Go through the listing beneath this task and return every line that carries the string "产品型号为".

[Stored records]
━━━━
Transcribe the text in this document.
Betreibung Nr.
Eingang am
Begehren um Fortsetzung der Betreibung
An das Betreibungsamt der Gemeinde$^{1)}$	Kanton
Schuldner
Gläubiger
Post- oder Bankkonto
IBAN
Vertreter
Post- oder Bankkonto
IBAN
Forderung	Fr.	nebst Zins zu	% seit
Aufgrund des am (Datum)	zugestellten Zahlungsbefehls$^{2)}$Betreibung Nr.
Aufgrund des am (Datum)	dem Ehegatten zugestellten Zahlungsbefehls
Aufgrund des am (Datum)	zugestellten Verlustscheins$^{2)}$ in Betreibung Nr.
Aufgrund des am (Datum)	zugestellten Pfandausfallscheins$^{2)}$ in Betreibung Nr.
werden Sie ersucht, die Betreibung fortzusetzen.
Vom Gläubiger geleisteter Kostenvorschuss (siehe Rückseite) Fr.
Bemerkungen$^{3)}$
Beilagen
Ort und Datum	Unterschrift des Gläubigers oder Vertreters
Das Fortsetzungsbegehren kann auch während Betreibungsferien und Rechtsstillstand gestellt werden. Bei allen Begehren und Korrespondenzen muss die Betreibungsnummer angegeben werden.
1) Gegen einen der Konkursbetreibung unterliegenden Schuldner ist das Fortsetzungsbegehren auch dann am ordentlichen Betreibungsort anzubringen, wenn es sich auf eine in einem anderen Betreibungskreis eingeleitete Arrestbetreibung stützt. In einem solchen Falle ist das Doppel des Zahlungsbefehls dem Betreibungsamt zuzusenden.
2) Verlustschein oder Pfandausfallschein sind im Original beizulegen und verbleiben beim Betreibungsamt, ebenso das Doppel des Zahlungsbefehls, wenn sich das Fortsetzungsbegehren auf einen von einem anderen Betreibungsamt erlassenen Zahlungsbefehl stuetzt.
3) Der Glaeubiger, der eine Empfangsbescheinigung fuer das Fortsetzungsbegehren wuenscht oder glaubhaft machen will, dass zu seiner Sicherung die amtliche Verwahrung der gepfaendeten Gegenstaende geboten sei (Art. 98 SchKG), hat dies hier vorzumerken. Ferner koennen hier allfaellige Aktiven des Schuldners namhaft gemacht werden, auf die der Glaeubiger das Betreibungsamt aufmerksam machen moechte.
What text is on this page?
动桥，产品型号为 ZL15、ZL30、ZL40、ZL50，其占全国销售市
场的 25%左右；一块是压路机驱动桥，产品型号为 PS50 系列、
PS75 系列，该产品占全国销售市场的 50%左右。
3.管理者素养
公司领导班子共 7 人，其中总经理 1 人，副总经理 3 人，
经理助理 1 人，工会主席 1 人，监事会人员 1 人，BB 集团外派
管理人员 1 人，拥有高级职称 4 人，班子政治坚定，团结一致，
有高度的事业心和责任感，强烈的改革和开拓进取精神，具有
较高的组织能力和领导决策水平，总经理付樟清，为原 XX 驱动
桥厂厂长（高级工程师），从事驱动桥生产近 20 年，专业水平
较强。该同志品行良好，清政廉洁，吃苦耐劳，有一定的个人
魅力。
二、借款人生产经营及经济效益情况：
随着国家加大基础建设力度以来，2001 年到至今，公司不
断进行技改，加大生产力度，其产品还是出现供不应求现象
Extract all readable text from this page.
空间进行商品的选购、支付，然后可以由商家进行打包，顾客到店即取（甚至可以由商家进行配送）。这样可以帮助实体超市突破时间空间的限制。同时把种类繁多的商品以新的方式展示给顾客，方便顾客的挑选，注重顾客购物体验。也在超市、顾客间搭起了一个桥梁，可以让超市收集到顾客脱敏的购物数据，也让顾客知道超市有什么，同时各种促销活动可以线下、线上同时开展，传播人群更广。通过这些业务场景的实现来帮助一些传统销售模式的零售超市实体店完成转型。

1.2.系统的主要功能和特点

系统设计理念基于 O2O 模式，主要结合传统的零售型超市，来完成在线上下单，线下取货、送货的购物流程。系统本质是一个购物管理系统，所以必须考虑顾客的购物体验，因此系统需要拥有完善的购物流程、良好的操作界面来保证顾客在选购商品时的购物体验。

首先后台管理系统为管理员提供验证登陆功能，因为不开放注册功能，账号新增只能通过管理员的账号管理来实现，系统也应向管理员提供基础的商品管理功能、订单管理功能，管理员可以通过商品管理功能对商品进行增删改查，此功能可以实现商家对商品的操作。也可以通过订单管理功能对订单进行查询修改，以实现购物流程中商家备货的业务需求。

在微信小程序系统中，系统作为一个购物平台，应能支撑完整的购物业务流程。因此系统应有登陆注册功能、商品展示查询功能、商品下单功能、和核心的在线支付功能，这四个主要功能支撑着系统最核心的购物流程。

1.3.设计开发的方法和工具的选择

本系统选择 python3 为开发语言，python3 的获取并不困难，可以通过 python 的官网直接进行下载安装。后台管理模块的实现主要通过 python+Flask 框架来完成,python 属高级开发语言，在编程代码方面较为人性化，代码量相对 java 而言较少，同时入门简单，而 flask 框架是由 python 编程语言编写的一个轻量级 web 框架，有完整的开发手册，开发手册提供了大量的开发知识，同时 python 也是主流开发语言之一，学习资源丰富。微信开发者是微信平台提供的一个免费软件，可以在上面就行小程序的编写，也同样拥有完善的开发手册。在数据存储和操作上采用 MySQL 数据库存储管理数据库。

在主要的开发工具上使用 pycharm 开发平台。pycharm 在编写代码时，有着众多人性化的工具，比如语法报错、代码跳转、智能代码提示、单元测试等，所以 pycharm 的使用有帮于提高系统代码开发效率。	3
━━━━
● **Output for this task**:
动桥，产品型号为 ZL15、ZL30、ZL40、ZL50，其占全国销售市
场的 25%左右；一块是压路机驱动桥，产品型号为 PS50 系列、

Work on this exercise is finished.